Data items

§

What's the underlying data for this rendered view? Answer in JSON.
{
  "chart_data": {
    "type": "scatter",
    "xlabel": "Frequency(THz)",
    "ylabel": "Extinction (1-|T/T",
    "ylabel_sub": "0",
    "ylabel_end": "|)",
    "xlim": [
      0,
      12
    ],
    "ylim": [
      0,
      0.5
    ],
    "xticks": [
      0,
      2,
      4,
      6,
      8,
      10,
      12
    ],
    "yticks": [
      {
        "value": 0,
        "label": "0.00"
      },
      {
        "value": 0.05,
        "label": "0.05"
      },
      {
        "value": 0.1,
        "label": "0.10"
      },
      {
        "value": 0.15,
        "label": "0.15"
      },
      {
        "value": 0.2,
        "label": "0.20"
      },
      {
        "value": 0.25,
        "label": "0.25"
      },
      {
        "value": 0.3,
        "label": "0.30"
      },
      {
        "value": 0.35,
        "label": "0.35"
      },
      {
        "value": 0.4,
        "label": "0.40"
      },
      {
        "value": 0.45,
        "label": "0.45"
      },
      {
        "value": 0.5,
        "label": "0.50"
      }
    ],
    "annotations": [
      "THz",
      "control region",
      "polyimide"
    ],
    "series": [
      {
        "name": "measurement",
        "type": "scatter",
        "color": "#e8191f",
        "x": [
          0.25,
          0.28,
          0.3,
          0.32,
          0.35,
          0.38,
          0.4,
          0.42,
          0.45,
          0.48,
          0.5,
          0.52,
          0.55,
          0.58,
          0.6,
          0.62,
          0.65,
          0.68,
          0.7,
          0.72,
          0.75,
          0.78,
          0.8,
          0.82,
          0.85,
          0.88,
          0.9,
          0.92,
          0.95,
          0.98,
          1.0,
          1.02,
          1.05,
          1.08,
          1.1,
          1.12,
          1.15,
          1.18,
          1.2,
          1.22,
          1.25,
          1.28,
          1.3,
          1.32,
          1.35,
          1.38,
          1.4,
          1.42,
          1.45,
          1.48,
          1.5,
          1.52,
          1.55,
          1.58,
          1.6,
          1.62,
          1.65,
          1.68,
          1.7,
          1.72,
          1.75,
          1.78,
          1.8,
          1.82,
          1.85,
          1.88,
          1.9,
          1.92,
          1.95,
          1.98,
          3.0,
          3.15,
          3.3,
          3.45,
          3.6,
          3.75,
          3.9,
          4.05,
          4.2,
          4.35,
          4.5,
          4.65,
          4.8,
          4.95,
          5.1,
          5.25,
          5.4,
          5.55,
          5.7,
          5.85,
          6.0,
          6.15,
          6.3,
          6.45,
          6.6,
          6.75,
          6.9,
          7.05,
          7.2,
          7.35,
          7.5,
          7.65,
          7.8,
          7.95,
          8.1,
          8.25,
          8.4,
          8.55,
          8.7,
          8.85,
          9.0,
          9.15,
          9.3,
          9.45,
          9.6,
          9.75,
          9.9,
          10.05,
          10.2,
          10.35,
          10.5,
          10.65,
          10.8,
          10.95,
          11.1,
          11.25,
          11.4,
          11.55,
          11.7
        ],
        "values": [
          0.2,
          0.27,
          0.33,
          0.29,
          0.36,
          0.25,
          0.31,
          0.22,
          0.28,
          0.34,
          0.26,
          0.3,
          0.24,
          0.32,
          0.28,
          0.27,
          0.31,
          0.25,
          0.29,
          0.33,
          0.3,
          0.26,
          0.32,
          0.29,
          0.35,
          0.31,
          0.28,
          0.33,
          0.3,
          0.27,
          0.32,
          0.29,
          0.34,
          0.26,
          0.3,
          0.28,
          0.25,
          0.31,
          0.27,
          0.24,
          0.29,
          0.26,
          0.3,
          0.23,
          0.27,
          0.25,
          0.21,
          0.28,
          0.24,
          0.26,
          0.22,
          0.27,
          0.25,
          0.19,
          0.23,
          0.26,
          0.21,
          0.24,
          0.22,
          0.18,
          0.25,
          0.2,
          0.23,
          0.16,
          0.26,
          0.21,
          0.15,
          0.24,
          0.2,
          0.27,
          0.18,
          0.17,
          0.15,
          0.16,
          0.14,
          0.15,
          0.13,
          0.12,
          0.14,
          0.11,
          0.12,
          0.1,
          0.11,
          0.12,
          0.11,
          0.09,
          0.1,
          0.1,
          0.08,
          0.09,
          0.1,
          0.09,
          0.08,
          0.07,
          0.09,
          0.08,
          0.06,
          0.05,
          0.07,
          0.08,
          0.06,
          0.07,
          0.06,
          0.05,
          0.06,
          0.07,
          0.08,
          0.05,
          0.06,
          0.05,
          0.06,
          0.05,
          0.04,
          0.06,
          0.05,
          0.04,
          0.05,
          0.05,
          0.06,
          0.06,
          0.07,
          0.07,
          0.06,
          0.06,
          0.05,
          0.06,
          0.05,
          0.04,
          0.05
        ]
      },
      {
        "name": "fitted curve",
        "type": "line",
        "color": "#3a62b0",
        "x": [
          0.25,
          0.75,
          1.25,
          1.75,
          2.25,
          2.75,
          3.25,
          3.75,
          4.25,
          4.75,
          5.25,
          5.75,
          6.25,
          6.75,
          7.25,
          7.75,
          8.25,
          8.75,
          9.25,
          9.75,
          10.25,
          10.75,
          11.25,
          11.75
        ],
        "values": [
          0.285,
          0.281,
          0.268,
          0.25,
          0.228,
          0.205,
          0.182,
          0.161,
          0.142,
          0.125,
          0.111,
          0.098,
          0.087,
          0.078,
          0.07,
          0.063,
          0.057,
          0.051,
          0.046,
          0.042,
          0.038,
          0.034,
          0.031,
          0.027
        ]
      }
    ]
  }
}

§

• _Problem statement_: From the entries above, select each line containing the string "name".

• _The output_:
        "name": "measurement",
        "name": "fitted curve",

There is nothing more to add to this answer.